**Brief:** Pick out the lines below that include the string "name".

**Data section:**
····················
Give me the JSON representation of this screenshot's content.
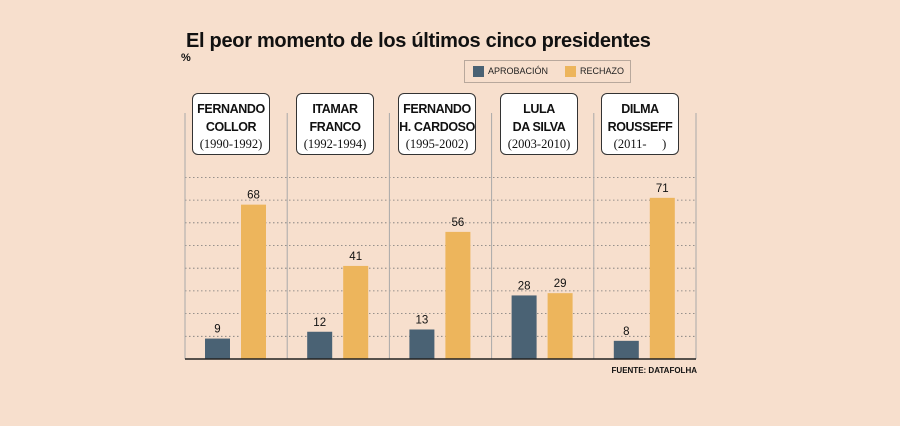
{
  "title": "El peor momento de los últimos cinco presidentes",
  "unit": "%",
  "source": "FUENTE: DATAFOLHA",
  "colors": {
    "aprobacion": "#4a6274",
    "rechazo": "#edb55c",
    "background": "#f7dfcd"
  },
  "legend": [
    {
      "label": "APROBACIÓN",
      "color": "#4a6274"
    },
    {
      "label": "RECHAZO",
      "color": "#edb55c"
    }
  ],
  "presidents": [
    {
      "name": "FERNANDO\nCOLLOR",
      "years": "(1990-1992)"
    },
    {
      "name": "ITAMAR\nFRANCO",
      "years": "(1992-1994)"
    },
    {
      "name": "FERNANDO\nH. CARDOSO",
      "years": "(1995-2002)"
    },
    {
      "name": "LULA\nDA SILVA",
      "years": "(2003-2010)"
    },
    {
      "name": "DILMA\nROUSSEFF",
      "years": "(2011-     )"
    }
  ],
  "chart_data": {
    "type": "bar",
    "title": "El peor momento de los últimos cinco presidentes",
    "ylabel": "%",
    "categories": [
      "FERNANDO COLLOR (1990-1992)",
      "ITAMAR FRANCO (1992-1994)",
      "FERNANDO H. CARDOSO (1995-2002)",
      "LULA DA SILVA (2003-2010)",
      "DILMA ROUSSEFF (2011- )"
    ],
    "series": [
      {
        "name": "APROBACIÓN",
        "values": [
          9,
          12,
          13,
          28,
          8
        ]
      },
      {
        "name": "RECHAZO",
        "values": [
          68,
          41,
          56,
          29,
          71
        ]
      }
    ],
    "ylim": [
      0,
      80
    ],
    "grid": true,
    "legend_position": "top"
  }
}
····················
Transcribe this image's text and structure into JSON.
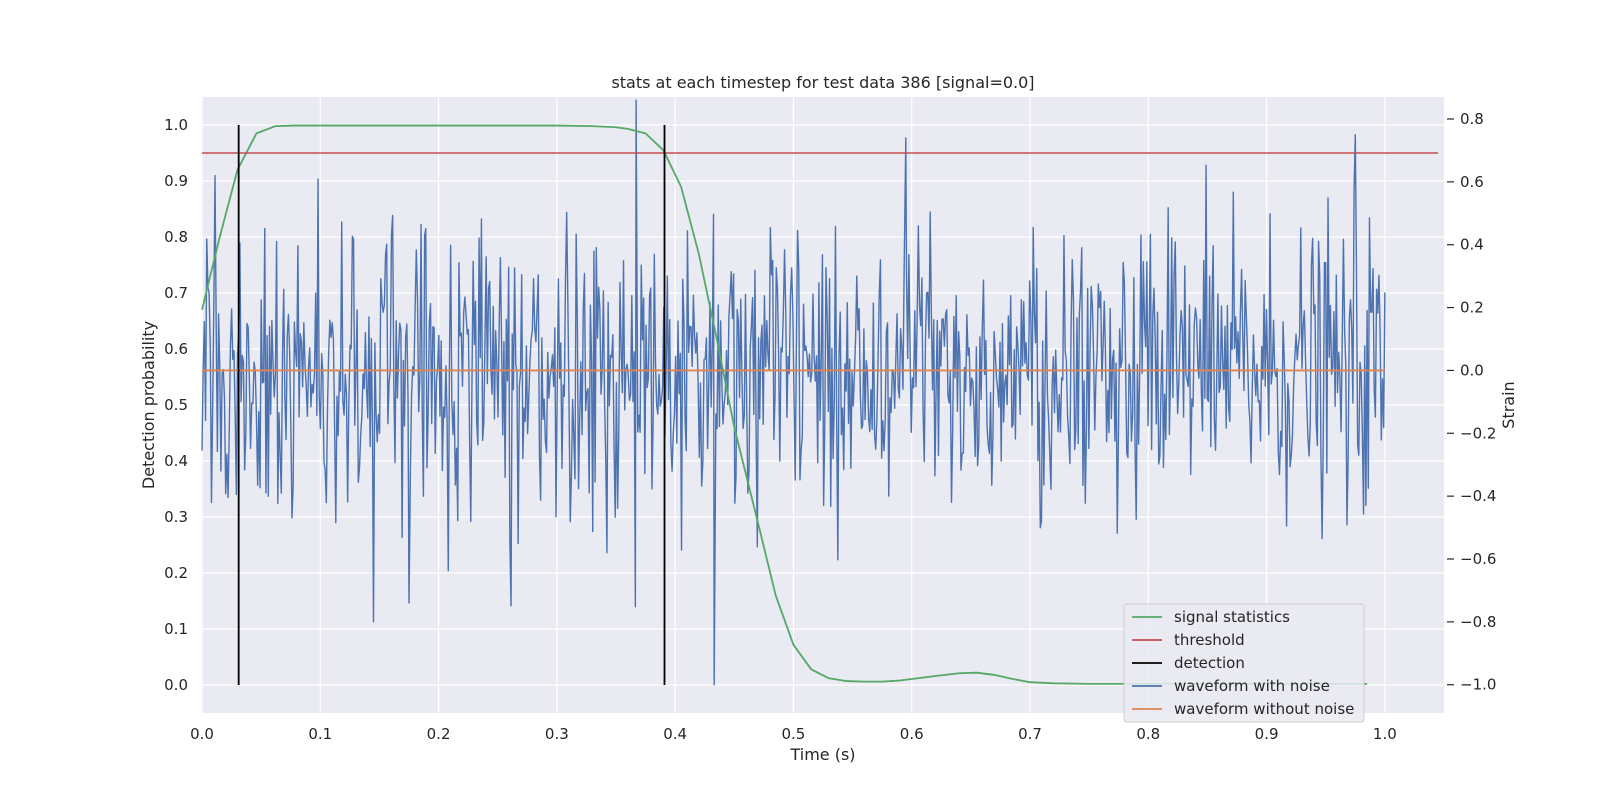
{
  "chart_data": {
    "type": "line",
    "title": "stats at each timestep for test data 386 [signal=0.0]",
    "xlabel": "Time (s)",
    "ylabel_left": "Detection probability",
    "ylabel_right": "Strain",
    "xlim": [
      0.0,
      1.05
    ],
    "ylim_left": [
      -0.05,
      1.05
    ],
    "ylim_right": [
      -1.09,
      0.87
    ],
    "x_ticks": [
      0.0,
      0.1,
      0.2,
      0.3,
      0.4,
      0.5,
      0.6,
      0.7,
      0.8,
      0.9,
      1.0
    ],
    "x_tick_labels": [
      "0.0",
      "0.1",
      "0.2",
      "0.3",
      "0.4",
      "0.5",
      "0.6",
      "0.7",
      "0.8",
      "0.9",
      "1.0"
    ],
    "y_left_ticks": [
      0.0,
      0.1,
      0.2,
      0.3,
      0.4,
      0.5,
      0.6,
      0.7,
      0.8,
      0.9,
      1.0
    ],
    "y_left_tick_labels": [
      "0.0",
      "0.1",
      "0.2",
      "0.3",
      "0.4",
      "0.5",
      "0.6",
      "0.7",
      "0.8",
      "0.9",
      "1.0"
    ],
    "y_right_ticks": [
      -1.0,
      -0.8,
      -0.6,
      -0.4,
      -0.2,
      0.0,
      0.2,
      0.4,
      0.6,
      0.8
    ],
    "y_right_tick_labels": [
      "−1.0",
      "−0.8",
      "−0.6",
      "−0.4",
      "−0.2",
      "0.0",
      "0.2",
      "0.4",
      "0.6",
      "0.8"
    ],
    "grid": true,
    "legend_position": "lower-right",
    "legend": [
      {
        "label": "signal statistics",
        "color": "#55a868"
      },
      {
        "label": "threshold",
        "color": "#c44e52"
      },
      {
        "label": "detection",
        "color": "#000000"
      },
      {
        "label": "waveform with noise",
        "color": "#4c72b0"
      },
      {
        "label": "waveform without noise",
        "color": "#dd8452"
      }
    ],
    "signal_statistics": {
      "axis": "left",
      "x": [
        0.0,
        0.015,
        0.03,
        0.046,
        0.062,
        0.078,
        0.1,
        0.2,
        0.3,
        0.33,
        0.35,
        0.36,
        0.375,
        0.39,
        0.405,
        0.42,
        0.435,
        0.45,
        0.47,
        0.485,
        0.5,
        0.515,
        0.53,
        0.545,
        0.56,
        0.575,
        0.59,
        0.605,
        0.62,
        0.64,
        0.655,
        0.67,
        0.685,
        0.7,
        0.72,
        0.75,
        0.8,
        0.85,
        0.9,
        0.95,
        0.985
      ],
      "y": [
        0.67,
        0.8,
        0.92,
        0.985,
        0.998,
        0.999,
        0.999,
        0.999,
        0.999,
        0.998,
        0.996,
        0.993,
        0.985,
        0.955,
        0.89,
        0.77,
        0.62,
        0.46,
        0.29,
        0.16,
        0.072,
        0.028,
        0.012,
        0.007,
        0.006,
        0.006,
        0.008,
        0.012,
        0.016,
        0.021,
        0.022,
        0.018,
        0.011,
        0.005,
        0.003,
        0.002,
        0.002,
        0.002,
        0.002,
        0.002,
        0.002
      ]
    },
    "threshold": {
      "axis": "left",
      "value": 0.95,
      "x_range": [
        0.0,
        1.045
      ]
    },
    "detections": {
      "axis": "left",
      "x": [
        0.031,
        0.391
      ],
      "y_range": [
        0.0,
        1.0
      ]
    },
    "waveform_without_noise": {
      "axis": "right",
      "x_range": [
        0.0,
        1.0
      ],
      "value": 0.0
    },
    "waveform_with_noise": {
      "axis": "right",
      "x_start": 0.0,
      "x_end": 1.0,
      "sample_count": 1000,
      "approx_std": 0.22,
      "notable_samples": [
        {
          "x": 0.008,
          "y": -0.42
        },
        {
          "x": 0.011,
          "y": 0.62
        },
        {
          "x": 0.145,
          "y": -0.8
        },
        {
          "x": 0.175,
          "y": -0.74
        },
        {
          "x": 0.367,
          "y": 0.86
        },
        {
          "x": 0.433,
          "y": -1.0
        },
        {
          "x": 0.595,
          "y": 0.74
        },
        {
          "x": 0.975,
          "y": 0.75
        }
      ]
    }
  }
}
····················
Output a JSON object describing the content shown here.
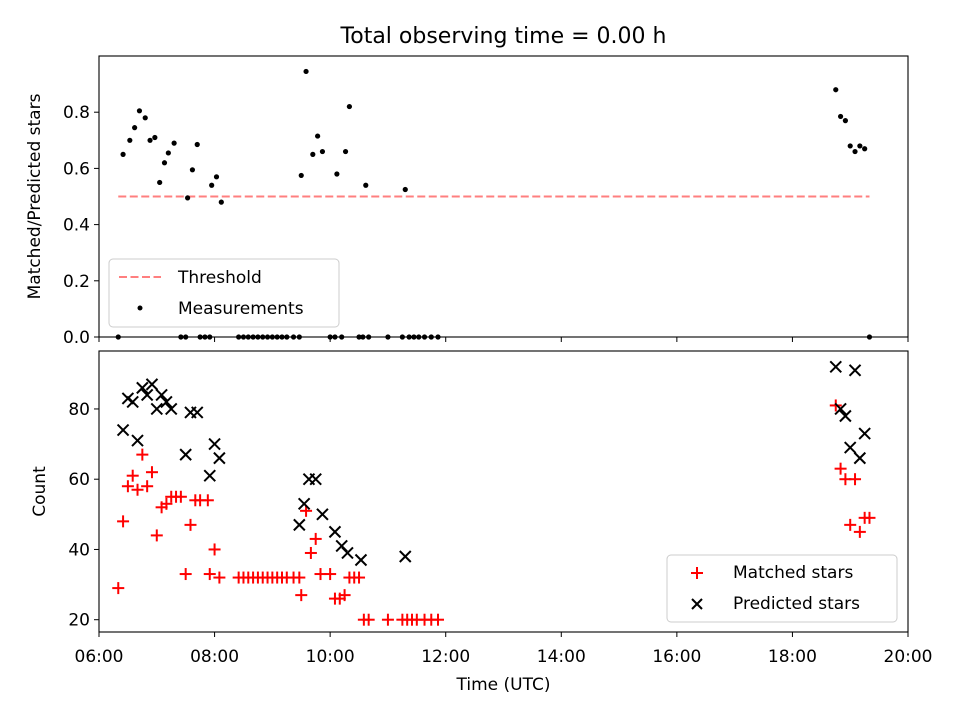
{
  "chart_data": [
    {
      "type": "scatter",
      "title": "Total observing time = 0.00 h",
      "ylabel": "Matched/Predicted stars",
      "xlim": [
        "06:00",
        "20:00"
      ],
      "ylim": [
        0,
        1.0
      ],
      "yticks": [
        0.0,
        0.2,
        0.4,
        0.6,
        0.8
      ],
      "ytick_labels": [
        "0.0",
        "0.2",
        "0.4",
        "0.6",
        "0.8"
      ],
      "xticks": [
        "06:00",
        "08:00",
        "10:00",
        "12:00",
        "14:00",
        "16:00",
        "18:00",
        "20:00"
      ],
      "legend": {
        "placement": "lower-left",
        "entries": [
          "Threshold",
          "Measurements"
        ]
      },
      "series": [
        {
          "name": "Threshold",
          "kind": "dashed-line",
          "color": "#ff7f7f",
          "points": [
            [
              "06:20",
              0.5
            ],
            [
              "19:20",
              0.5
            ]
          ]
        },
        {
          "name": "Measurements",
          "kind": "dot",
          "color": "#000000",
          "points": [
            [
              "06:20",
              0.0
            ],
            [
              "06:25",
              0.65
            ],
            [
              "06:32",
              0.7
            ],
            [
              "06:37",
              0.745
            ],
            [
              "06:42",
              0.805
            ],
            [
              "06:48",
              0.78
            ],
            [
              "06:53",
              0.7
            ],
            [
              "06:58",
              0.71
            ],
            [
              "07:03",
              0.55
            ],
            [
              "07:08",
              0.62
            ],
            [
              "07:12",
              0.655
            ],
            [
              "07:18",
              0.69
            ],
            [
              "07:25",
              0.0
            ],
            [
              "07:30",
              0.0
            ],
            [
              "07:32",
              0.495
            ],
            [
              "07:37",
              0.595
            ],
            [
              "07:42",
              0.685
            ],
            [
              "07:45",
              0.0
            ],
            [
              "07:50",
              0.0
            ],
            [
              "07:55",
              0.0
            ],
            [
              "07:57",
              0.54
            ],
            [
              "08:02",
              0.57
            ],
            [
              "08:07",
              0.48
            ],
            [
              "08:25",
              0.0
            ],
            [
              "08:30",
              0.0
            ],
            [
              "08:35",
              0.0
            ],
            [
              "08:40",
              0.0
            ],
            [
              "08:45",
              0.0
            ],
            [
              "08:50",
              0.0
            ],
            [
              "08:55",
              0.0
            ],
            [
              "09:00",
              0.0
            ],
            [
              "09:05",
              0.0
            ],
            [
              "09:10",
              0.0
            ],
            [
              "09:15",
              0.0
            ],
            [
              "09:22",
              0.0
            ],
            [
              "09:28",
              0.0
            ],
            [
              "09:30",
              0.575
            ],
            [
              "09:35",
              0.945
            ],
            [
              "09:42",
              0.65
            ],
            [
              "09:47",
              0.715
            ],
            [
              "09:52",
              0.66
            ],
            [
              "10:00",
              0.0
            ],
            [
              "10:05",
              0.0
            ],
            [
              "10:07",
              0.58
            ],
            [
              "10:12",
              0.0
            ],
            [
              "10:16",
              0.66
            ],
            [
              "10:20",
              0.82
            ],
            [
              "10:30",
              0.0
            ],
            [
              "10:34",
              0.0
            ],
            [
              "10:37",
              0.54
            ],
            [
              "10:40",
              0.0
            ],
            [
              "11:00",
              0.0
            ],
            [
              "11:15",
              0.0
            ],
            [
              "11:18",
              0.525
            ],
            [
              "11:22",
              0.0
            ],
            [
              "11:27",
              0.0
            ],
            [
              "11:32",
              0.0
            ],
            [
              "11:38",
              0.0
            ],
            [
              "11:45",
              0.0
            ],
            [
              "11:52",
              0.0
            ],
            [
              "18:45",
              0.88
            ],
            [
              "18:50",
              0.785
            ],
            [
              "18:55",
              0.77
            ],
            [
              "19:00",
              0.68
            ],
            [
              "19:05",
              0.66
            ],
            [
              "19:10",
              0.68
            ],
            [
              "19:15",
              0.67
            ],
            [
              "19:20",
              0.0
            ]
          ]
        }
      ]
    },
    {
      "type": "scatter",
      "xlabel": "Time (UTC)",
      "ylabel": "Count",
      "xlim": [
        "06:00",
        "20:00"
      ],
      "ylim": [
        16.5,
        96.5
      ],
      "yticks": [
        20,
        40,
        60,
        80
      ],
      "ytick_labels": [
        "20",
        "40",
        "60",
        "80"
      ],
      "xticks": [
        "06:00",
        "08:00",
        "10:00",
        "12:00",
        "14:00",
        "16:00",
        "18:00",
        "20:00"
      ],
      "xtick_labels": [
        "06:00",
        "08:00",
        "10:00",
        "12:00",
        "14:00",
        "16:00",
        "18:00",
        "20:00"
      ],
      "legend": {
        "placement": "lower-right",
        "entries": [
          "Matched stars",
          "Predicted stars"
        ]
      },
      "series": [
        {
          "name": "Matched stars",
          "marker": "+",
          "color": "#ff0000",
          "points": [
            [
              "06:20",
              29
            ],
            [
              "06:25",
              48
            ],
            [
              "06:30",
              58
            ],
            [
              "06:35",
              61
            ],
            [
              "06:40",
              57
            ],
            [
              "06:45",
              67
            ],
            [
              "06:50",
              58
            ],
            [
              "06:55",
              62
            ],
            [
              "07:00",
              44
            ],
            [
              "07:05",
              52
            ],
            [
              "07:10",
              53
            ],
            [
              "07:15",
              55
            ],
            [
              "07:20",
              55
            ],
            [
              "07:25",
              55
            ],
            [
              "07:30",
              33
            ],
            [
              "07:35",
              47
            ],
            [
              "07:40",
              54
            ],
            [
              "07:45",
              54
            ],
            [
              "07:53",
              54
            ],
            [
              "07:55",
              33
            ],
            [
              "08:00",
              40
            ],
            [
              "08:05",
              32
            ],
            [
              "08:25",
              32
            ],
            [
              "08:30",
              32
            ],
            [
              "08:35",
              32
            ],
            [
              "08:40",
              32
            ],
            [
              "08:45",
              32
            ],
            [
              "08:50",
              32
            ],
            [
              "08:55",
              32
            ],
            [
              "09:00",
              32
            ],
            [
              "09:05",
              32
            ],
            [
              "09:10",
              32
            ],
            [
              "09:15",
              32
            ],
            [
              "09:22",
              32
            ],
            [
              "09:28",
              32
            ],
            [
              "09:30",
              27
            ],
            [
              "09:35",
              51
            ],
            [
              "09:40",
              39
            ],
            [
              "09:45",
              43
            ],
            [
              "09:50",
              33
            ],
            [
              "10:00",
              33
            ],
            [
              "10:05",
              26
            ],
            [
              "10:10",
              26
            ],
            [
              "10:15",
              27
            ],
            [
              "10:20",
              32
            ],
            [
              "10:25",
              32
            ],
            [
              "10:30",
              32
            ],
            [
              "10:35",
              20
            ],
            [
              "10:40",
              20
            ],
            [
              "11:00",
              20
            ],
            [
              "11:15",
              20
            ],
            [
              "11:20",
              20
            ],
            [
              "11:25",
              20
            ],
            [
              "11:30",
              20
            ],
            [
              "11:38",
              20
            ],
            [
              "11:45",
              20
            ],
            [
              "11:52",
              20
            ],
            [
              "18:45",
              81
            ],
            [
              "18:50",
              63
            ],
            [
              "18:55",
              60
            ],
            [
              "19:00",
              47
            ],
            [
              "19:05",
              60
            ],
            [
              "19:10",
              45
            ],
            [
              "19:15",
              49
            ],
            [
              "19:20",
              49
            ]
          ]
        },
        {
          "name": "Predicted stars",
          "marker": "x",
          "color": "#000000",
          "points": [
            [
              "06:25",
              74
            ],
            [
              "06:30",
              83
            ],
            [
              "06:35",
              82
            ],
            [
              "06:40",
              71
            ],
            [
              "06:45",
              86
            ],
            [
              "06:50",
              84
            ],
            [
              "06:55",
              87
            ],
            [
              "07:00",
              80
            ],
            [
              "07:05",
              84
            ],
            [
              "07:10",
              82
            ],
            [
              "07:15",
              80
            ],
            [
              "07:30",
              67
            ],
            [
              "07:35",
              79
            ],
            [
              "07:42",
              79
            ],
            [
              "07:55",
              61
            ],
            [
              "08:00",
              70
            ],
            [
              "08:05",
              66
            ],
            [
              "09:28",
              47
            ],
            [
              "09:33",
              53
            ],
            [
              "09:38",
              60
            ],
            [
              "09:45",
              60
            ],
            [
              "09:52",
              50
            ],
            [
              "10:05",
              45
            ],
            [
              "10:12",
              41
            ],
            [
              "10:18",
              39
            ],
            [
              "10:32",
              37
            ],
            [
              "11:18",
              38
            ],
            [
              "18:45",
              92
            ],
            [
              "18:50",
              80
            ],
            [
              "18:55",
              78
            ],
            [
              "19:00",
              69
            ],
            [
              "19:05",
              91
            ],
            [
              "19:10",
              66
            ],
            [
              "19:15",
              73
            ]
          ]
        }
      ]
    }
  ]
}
····················
**Answer in full:**
      "name": "FERNANDO\nCOLLOR",
      "name": "ITAMAR\nFRANCO",
      "name": "FERNANDO\nH. CARDOSO",
      "name": "LULA\nDA SILVA",
      "name": "DILMA\nROUSSEFF",
        "name": "APROBACIÓN",
        "name": "RECHAZO",
          "name": "Threshold",
          "name": "Measurements",
          "name": "Matched stars",
          "name": "Predicted stars",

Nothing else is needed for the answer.